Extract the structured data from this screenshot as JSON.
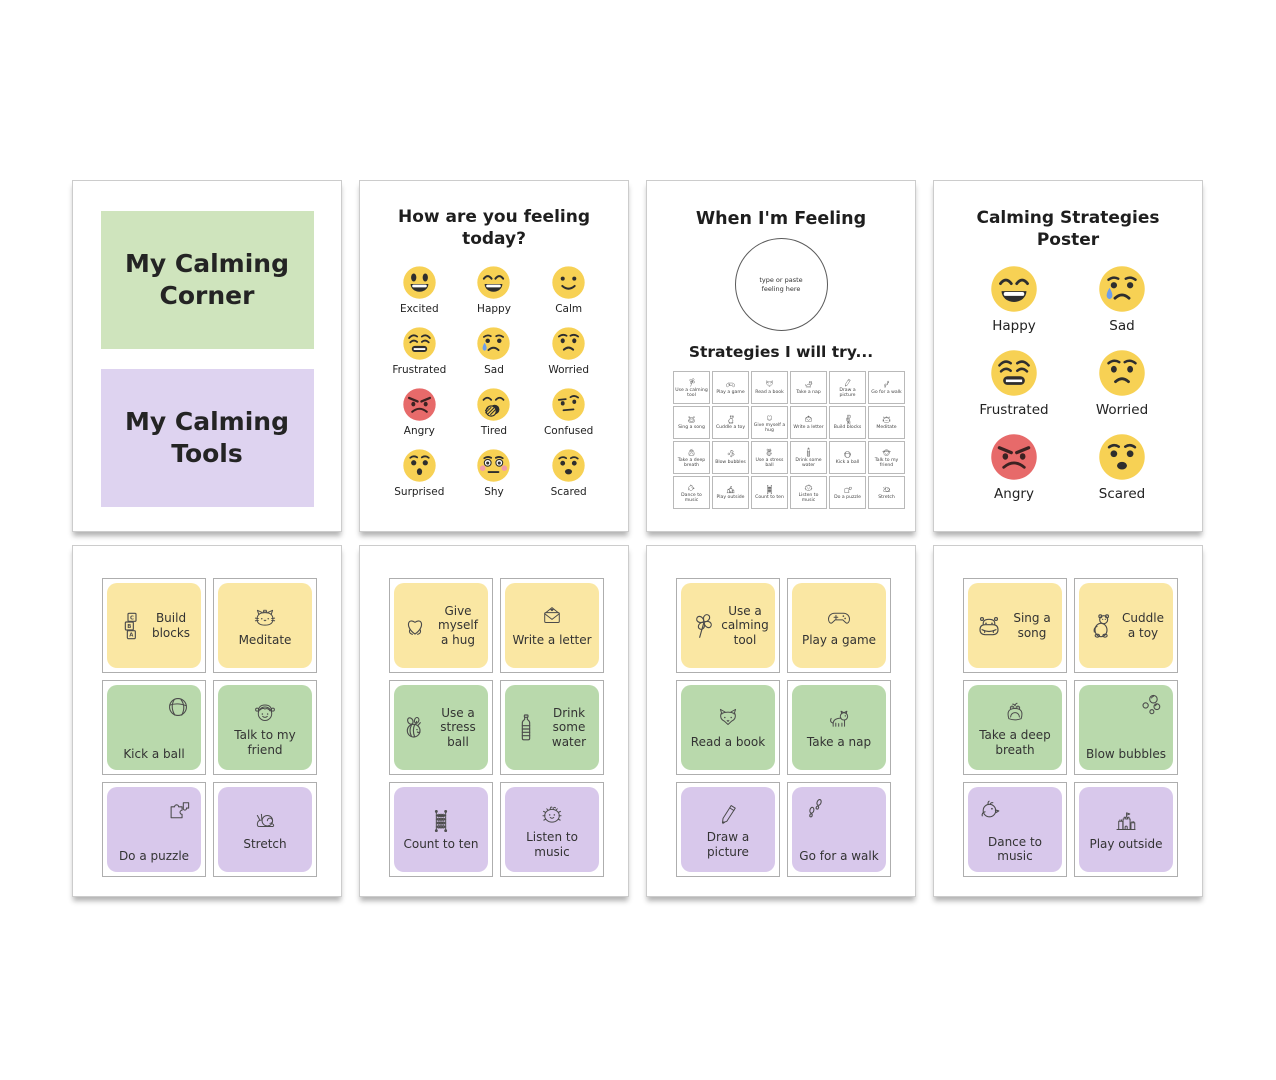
{
  "colors": {
    "cover_green": "#CFE4BD",
    "cover_purple": "#DED3F0",
    "card_yellow": "#FAE7A3",
    "card_green": "#B9D9AC",
    "card_purple": "#D8C8EB",
    "emoji_yellow": "#F7D154",
    "emoji_red": "#E76A6A",
    "tear_blue": "#6D9EEB",
    "blush_pink": "#F19CA7"
  },
  "cover": {
    "boxes": [
      {
        "label": "My Calming Corner",
        "color": "cover_green"
      },
      {
        "label": "My Calming Tools",
        "color": "cover_purple"
      }
    ]
  },
  "feelings_chart": {
    "title": "How are you feeling today?",
    "emojis": [
      {
        "label": "Excited",
        "type": "excited"
      },
      {
        "label": "Happy",
        "type": "happy"
      },
      {
        "label": "Calm",
        "type": "calm"
      },
      {
        "label": "Frustrated",
        "type": "frustrated"
      },
      {
        "label": "Sad",
        "type": "sad"
      },
      {
        "label": "Worried",
        "type": "worried"
      },
      {
        "label": "Angry",
        "type": "angry"
      },
      {
        "label": "Tired",
        "type": "tired"
      },
      {
        "label": "Confused",
        "type": "confused"
      },
      {
        "label": "Surprised",
        "type": "surprised"
      },
      {
        "label": "Shy",
        "type": "shy"
      },
      {
        "label": "Scared",
        "type": "scared"
      }
    ]
  },
  "when_feeling": {
    "title": "When I'm Feeling",
    "circle_placeholder": "type or paste feeling here",
    "subtitle": "Strategies I will try...",
    "strategies": [
      {
        "label": "Use a calming tool",
        "icon": "pinwheel"
      },
      {
        "label": "Play a game",
        "icon": "controller"
      },
      {
        "label": "Read a book",
        "icon": "fox"
      },
      {
        "label": "Take a nap",
        "icon": "catnap"
      },
      {
        "label": "Draw a picture",
        "icon": "pencil"
      },
      {
        "label": "Go for a walk",
        "icon": "footprints"
      },
      {
        "label": "Sing a song",
        "icon": "hippo"
      },
      {
        "label": "Cuddle a toy",
        "icon": "teddy"
      },
      {
        "label": "Give myself a hug",
        "icon": "hearthands"
      },
      {
        "label": "Write a letter",
        "icon": "envelope"
      },
      {
        "label": "Build blocks",
        "icon": "blocks"
      },
      {
        "label": "Meditate",
        "icon": "cat"
      },
      {
        "label": "Take a deep breath",
        "icon": "frog"
      },
      {
        "label": "Blow bubbles",
        "icon": "bubbles"
      },
      {
        "label": "Use a stress ball",
        "icon": "bee"
      },
      {
        "label": "Drink some water",
        "icon": "bottle"
      },
      {
        "label": "Kick a ball",
        "icon": "ball"
      },
      {
        "label": "Talk to my friend",
        "icon": "friend"
      },
      {
        "label": "Dance to music",
        "icon": "chick"
      },
      {
        "label": "Play outside",
        "icon": "sandcastle"
      },
      {
        "label": "Count to ten",
        "icon": "abacus"
      },
      {
        "label": "Listen to music",
        "icon": "monster"
      },
      {
        "label": "Do a puzzle",
        "icon": "puzzle"
      },
      {
        "label": "Stretch",
        "icon": "snail"
      }
    ]
  },
  "strategies_poster": {
    "title": "Calming Strategies Poster",
    "emojis": [
      {
        "label": "Happy",
        "type": "happy"
      },
      {
        "label": "Sad",
        "type": "sad"
      },
      {
        "label": "Frustrated",
        "type": "frustrated"
      },
      {
        "label": "Worried",
        "type": "worried"
      },
      {
        "label": "Angry",
        "type": "angry"
      },
      {
        "label": "Scared",
        "type": "scared"
      }
    ]
  },
  "tool_pages": [
    {
      "cards": [
        {
          "label": "Build blocks",
          "icon": "blocks",
          "color": "card_yellow",
          "layout": "row"
        },
        {
          "label": "Meditate",
          "icon": "cat",
          "color": "card_yellow",
          "layout": "col"
        },
        {
          "label": "Kick a ball",
          "icon": "ball",
          "color": "card_green",
          "layout": "diag"
        },
        {
          "label": "Talk to my friend",
          "icon": "friend",
          "color": "card_green",
          "layout": "col"
        },
        {
          "label": "Do a puzzle",
          "icon": "puzzle",
          "color": "card_purple",
          "layout": "diag"
        },
        {
          "label": "Stretch",
          "icon": "snail",
          "color": "card_purple",
          "layout": "col"
        }
      ]
    },
    {
      "cards": [
        {
          "label": "Give myself a hug",
          "icon": "hearthands",
          "color": "card_yellow",
          "layout": "row-rev"
        },
        {
          "label": "Write a letter",
          "icon": "envelope",
          "color": "card_yellow",
          "layout": "col"
        },
        {
          "label": "Use a stress ball",
          "icon": "bee",
          "color": "card_green",
          "layout": "row-rev"
        },
        {
          "label": "Drink some water",
          "icon": "bottle",
          "color": "card_green",
          "layout": "row"
        },
        {
          "label": "Count to ten",
          "icon": "abacus",
          "color": "card_purple",
          "layout": "col"
        },
        {
          "label": "Listen to music",
          "icon": "monster",
          "color": "card_purple",
          "layout": "col"
        }
      ]
    },
    {
      "cards": [
        {
          "label": "Use a calming tool",
          "icon": "pinwheel",
          "color": "card_yellow",
          "layout": "row"
        },
        {
          "label": "Play a game",
          "icon": "controller",
          "color": "card_yellow",
          "layout": "col"
        },
        {
          "label": "Read a book",
          "icon": "fox",
          "color": "card_green",
          "layout": "col"
        },
        {
          "label": "Take a nap",
          "icon": "catnap",
          "color": "card_green",
          "layout": "col"
        },
        {
          "label": "Draw a picture",
          "icon": "pencil",
          "color": "card_purple",
          "layout": "col"
        },
        {
          "label": "Go for a walk",
          "icon": "footprints",
          "color": "card_purple",
          "layout": "diag-rev"
        }
      ]
    },
    {
      "cards": [
        {
          "label": "Sing a song",
          "icon": "hippo",
          "color": "card_yellow",
          "layout": "row-rev"
        },
        {
          "label": "Cuddle a toy",
          "icon": "teddy",
          "color": "card_yellow",
          "layout": "row"
        },
        {
          "label": "Take a deep breath",
          "icon": "frog",
          "color": "card_green",
          "layout": "col"
        },
        {
          "label": "Blow bubbles",
          "icon": "bubbles",
          "color": "card_green",
          "layout": "diag"
        },
        {
          "label": "Dance to music",
          "icon": "chick",
          "color": "card_purple",
          "layout": "diag-rev"
        },
        {
          "label": "Play outside",
          "icon": "sandcastle",
          "color": "card_purple",
          "layout": "col"
        }
      ]
    }
  ]
}
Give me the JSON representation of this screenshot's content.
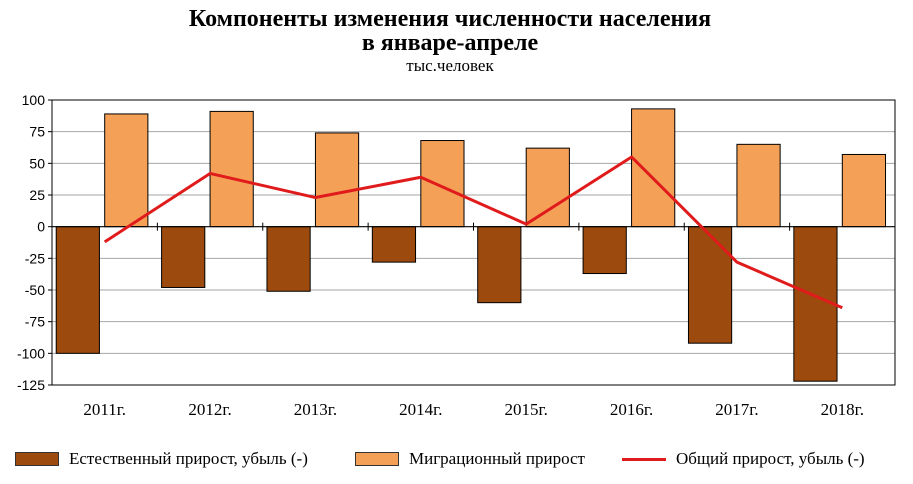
{
  "title_line1": "Компоненты изменения численности населения",
  "title_line2": "в январе-апреле",
  "subtitle": "тыс.человек",
  "colors": {
    "natural": "#9c4a0e",
    "migration": "#f5a057",
    "total": "#e01b1b",
    "grid": "#a6a6a6"
  },
  "chart_data": {
    "type": "bar",
    "categories": [
      "2011г.",
      "2012г.",
      "2013г.",
      "2014г.",
      "2015г.",
      "2016г.",
      "2017г.",
      "2018г."
    ],
    "yticks": [
      "100",
      "75",
      "50",
      "25",
      "0",
      "-25",
      "-50",
      "-75",
      "-100",
      "-125"
    ],
    "ylim": [
      -125,
      100
    ],
    "series": [
      {
        "name": "Естественный прирост, убыль (-)",
        "kind": "bar",
        "values": [
          -100,
          -48,
          -51,
          -28,
          -60,
          -37,
          -92,
          -122
        ]
      },
      {
        "name": "Миграционный прирост",
        "kind": "bar",
        "values": [
          89,
          91,
          74,
          68,
          62,
          93,
          65,
          57
        ]
      },
      {
        "name": "Общий прирост, убыль (-)",
        "kind": "line",
        "values": [
          -12,
          42,
          23,
          39,
          2,
          55,
          -28,
          -64
        ]
      }
    ]
  },
  "legend": {
    "natural": "Естественный прирост, убыль (-)",
    "migration": "Миграционный прирост",
    "total": "Общий прирост, убыль (-)"
  }
}
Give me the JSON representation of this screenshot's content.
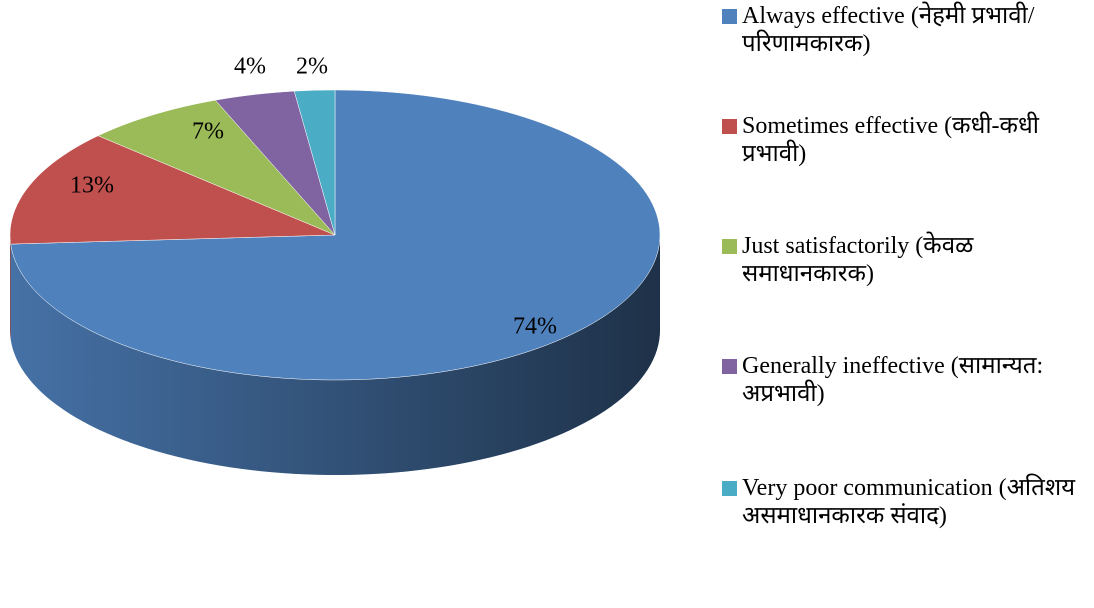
{
  "chart_data": {
    "type": "pie3d",
    "categories": [
      "Always effective (नेहमी प्रभावी/ परिणामकारक)",
      "Sometimes effective (कधी-कधी प्रभावी)",
      "Just satisfactorily (केवळ समाधानकारक)",
      "Generally ineffective (सामान्यत: अप्रभावी)",
      "Very poor communication (अतिशय असमाधानकारक संवाद)"
    ],
    "values": [
      74,
      13,
      7,
      4,
      2
    ],
    "value_labels": [
      "74%",
      "13%",
      "7%",
      "4%",
      "2%"
    ],
    "colors": [
      "#4f81bd",
      "#c0504d",
      "#9bbb59",
      "#8064a2",
      "#4bacc6"
    ],
    "legend": "right"
  }
}
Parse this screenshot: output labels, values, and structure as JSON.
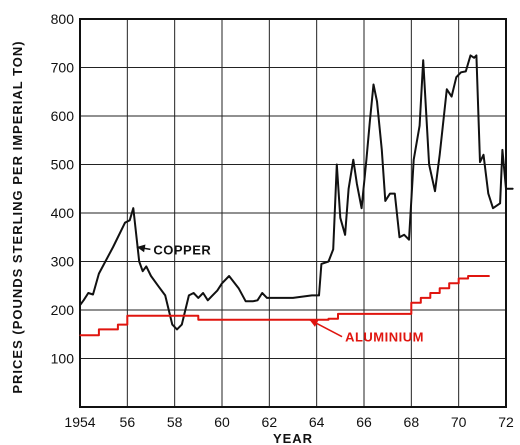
{
  "chart_data": {
    "type": "line",
    "xlabel": "YEAR",
    "ylabel": "PRICES (POUNDS STERLING PER IMPERIAL TON)",
    "xlim": [
      1954,
      1972
    ],
    "ylim": [
      0,
      800
    ],
    "x_ticks": [
      1954,
      1956,
      1958,
      1960,
      1962,
      1964,
      1966,
      1968,
      1970,
      1972
    ],
    "x_tick_labels": [
      "1954",
      "56",
      "58",
      "60",
      "62",
      "64",
      "66",
      "68",
      "70",
      "72"
    ],
    "y_ticks": [
      100,
      200,
      300,
      400,
      500,
      600,
      700,
      800
    ],
    "y_tick_labels": [
      "100",
      "200",
      "300",
      "400",
      "500",
      "600",
      "700",
      "800"
    ],
    "grid": true,
    "series": [
      {
        "name": "COPPER",
        "color": "#111111",
        "step": false,
        "points": [
          [
            1954.0,
            210
          ],
          [
            1954.15,
            220
          ],
          [
            1954.35,
            235
          ],
          [
            1954.55,
            232
          ],
          [
            1954.8,
            275
          ],
          [
            1955.4,
            330
          ],
          [
            1955.9,
            380
          ],
          [
            1956.1,
            385
          ],
          [
            1956.25,
            410
          ],
          [
            1956.5,
            300
          ],
          [
            1956.65,
            280
          ],
          [
            1956.8,
            290
          ],
          [
            1957.0,
            270
          ],
          [
            1957.3,
            250
          ],
          [
            1957.6,
            230
          ],
          [
            1957.9,
            170
          ],
          [
            1958.1,
            160
          ],
          [
            1958.3,
            170
          ],
          [
            1958.6,
            230
          ],
          [
            1958.8,
            235
          ],
          [
            1959.0,
            225
          ],
          [
            1959.2,
            235
          ],
          [
            1959.4,
            220
          ],
          [
            1959.6,
            230
          ],
          [
            1959.8,
            240
          ],
          [
            1960.0,
            255
          ],
          [
            1960.3,
            270
          ],
          [
            1960.7,
            245
          ],
          [
            1961.0,
            218
          ],
          [
            1961.3,
            218
          ],
          [
            1961.5,
            220
          ],
          [
            1961.7,
            235
          ],
          [
            1961.9,
            225
          ],
          [
            1962.3,
            225
          ],
          [
            1963.0,
            225
          ],
          [
            1963.8,
            230
          ],
          [
            1964.1,
            230
          ],
          [
            1964.2,
            295
          ],
          [
            1964.5,
            300
          ],
          [
            1964.7,
            325
          ],
          [
            1964.85,
            500
          ],
          [
            1965.0,
            390
          ],
          [
            1965.2,
            355
          ],
          [
            1965.35,
            450
          ],
          [
            1965.55,
            510
          ],
          [
            1965.7,
            460
          ],
          [
            1965.9,
            410
          ],
          [
            1966.1,
            510
          ],
          [
            1966.25,
            590
          ],
          [
            1966.4,
            665
          ],
          [
            1966.55,
            630
          ],
          [
            1966.75,
            530
          ],
          [
            1966.9,
            425
          ],
          [
            1967.1,
            440
          ],
          [
            1967.3,
            440
          ],
          [
            1967.5,
            350
          ],
          [
            1967.7,
            355
          ],
          [
            1967.9,
            345
          ],
          [
            1968.1,
            510
          ],
          [
            1968.35,
            580
          ],
          [
            1968.5,
            715
          ],
          [
            1968.75,
            500
          ],
          [
            1969.0,
            445
          ],
          [
            1969.2,
            520
          ],
          [
            1969.5,
            655
          ],
          [
            1969.7,
            640
          ],
          [
            1969.9,
            680
          ],
          [
            1970.1,
            690
          ],
          [
            1970.3,
            692
          ],
          [
            1970.5,
            725
          ],
          [
            1970.65,
            720
          ],
          [
            1970.75,
            725
          ],
          [
            1970.9,
            505
          ],
          [
            1971.05,
            520
          ],
          [
            1971.25,
            440
          ],
          [
            1971.45,
            410
          ],
          [
            1971.75,
            420
          ],
          [
            1971.85,
            530
          ],
          [
            1972.0,
            450
          ],
          [
            1972.3,
            450
          ]
        ]
      },
      {
        "name": "ALUMINIUM",
        "color": "#e0150f",
        "step": true,
        "points": [
          [
            1954.0,
            148
          ],
          [
            1954.8,
            160
          ],
          [
            1955.6,
            170
          ],
          [
            1956.0,
            188
          ],
          [
            1958.8,
            188
          ],
          [
            1959.0,
            180
          ],
          [
            1964.0,
            180
          ],
          [
            1964.5,
            182
          ],
          [
            1964.9,
            192
          ],
          [
            1967.9,
            192
          ],
          [
            1968.0,
            215
          ],
          [
            1968.4,
            225
          ],
          [
            1968.8,
            235
          ],
          [
            1969.2,
            245
          ],
          [
            1969.6,
            255
          ],
          [
            1970.0,
            265
          ],
          [
            1970.4,
            270
          ],
          [
            1971.3,
            270
          ]
        ]
      }
    ],
    "annotations": [
      {
        "text": "COPPER",
        "series": "COPPER",
        "x": 1957.1,
        "y": 325,
        "arrow_to": [
          1956.4,
          330
        ],
        "color": "#111111"
      },
      {
        "text": "ALUMINIUM",
        "series": "ALUMINIUM",
        "x": 1965.2,
        "y": 145,
        "arrow_to": [
          1963.7,
          180
        ],
        "color": "#e0150f"
      }
    ]
  }
}
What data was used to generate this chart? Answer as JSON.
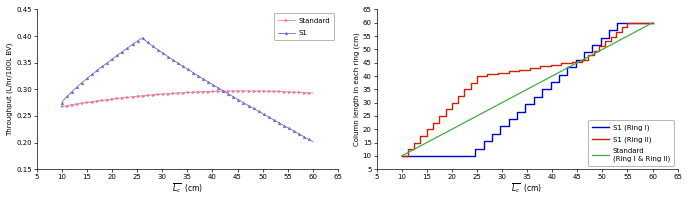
{
  "left": {
    "xlabel": "$\\overline{L_c}$  (cm)",
    "ylabel": "Throughput (L/hr/100L BV)",
    "xlim": [
      5,
      65
    ],
    "ylim": [
      0.15,
      0.45
    ],
    "xticks": [
      5,
      10,
      15,
      20,
      25,
      30,
      35,
      40,
      45,
      50,
      55,
      60,
      65
    ],
    "yticks": [
      0.15,
      0.2,
      0.25,
      0.3,
      0.35,
      0.4,
      0.45
    ],
    "standard_color": "#e87aa0",
    "s1_color": "#7070c8",
    "legend_labels": [
      "Standard",
      "S1"
    ],
    "legend_loc": "upper right"
  },
  "right": {
    "xlabel": "$\\overline{L_c}$  (cm)",
    "ylabel": "Column length in each ring (cm)",
    "xlim": [
      5,
      65
    ],
    "ylim": [
      5,
      65
    ],
    "xticks": [
      5,
      10,
      15,
      20,
      25,
      30,
      35,
      40,
      45,
      50,
      55,
      60,
      65
    ],
    "yticks": [
      5,
      10,
      15,
      20,
      25,
      30,
      35,
      40,
      45,
      50,
      55,
      60,
      65
    ],
    "ring1_color": "#0000cc",
    "ring2_color": "#cc2200",
    "standard_color": "#44aa44",
    "legend_labels": [
      "S1 (Ring I)",
      "S1 (Ring II)",
      "Standard\n(Ring I & Ring II)"
    ],
    "legend_loc": "lower right"
  }
}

──────────────────────────────

JOB >>
Locate all lines in the listing above with the word "Give". Copy them.

SOLUTION TO THE PROBLEM >>
        "label": "Give myself a hug",
          "label": "Give myself a hug",
Give me the JSON representation of this screenshot's content.
Give me the JSON representation of this screenshot's content.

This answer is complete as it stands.